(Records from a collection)
"""

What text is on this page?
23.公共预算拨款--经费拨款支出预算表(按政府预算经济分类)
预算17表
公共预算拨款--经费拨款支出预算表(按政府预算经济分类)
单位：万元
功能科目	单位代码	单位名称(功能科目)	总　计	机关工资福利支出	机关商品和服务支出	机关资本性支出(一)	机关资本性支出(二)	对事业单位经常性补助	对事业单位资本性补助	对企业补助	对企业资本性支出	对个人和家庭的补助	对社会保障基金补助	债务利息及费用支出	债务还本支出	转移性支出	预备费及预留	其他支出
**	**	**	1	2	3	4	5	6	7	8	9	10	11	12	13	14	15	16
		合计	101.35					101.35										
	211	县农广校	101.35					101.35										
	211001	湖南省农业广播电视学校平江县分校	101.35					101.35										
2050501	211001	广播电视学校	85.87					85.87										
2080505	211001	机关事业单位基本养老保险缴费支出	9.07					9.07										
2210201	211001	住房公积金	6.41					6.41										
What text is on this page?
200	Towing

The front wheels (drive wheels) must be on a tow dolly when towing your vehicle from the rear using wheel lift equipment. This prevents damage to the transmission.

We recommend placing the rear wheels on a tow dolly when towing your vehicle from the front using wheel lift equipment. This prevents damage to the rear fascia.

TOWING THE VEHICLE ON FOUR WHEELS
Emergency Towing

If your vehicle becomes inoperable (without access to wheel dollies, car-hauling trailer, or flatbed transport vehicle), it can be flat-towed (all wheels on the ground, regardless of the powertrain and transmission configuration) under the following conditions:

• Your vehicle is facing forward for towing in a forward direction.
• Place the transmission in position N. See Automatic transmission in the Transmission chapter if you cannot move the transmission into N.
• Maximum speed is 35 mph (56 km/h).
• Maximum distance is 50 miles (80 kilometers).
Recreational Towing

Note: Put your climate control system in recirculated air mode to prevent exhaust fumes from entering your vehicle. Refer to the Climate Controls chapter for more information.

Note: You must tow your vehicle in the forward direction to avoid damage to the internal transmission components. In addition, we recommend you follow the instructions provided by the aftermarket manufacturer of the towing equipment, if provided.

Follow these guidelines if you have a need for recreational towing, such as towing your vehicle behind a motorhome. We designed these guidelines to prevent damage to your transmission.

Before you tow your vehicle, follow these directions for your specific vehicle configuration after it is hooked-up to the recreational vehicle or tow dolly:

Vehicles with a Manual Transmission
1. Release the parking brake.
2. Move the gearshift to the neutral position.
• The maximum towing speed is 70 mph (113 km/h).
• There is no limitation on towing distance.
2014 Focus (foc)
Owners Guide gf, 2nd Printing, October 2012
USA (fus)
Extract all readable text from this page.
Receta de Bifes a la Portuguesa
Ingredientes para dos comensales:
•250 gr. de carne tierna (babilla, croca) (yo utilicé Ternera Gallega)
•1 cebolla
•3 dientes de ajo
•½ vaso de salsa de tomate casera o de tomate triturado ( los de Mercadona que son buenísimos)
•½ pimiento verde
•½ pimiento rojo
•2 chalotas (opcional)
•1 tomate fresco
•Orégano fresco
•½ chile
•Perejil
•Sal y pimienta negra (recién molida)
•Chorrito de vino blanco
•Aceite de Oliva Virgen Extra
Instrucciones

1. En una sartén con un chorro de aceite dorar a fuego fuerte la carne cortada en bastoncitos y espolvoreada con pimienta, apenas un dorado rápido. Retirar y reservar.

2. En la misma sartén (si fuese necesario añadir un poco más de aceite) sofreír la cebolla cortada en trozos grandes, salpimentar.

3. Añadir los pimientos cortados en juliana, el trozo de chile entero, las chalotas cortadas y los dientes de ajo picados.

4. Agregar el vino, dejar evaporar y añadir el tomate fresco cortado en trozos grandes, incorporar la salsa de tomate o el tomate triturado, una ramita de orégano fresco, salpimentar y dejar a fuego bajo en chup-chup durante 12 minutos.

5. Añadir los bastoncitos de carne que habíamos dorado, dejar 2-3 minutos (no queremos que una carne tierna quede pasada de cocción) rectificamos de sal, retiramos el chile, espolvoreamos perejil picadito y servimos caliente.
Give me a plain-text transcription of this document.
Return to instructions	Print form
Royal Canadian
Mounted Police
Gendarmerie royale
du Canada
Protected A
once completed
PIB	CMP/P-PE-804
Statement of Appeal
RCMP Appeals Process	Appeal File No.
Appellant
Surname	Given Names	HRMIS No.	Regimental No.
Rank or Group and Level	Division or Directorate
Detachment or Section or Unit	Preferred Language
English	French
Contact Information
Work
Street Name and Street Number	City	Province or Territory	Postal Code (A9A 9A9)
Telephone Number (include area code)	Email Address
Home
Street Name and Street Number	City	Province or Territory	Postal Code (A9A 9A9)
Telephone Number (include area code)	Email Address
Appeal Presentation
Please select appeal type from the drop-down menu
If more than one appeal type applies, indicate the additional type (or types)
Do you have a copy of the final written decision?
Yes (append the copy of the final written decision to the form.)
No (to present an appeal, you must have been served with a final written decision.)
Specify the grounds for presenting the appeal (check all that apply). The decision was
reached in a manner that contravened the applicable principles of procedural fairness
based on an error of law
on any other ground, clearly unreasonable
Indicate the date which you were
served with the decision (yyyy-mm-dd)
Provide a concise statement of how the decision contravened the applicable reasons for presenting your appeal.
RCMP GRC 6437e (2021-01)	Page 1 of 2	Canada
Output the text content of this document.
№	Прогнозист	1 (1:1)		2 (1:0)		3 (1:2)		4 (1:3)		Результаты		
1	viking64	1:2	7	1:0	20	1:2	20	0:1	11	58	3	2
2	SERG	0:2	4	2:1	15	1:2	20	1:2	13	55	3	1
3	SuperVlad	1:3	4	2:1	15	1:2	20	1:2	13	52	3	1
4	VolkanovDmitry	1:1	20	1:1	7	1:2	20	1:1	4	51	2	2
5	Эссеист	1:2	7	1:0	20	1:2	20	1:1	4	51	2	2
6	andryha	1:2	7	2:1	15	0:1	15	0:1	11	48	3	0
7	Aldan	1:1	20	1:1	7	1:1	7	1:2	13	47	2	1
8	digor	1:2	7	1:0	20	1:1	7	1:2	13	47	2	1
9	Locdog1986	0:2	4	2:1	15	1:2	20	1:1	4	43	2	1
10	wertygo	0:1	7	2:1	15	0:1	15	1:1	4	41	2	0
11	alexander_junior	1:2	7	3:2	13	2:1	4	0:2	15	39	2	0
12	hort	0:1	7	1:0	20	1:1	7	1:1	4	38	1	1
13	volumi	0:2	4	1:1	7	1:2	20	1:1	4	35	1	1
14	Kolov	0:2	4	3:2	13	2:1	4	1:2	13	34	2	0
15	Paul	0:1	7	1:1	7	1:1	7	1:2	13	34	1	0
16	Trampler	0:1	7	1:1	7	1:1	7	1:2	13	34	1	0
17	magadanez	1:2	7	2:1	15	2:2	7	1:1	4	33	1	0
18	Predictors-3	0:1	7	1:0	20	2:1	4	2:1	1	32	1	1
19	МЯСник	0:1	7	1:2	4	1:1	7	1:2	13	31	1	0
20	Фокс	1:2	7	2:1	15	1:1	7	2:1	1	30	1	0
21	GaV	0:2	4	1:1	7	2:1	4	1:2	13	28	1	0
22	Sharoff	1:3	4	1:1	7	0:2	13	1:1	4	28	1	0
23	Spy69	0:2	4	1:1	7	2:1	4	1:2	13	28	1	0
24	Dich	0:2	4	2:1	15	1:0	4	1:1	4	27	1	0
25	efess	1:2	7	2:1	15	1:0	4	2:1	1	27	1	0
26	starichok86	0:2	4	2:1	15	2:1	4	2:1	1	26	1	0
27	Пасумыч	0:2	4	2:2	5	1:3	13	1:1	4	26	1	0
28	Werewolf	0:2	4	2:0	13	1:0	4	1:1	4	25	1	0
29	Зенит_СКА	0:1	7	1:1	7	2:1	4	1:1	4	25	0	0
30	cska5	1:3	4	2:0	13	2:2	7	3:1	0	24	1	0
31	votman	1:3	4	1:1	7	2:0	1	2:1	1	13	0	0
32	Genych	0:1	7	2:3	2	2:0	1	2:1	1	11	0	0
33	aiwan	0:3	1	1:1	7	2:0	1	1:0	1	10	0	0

"""

EXERCISE TASK
Say how many lines contain the string "applicable", giving nothing but the count.

EXPECTED ANSWER
2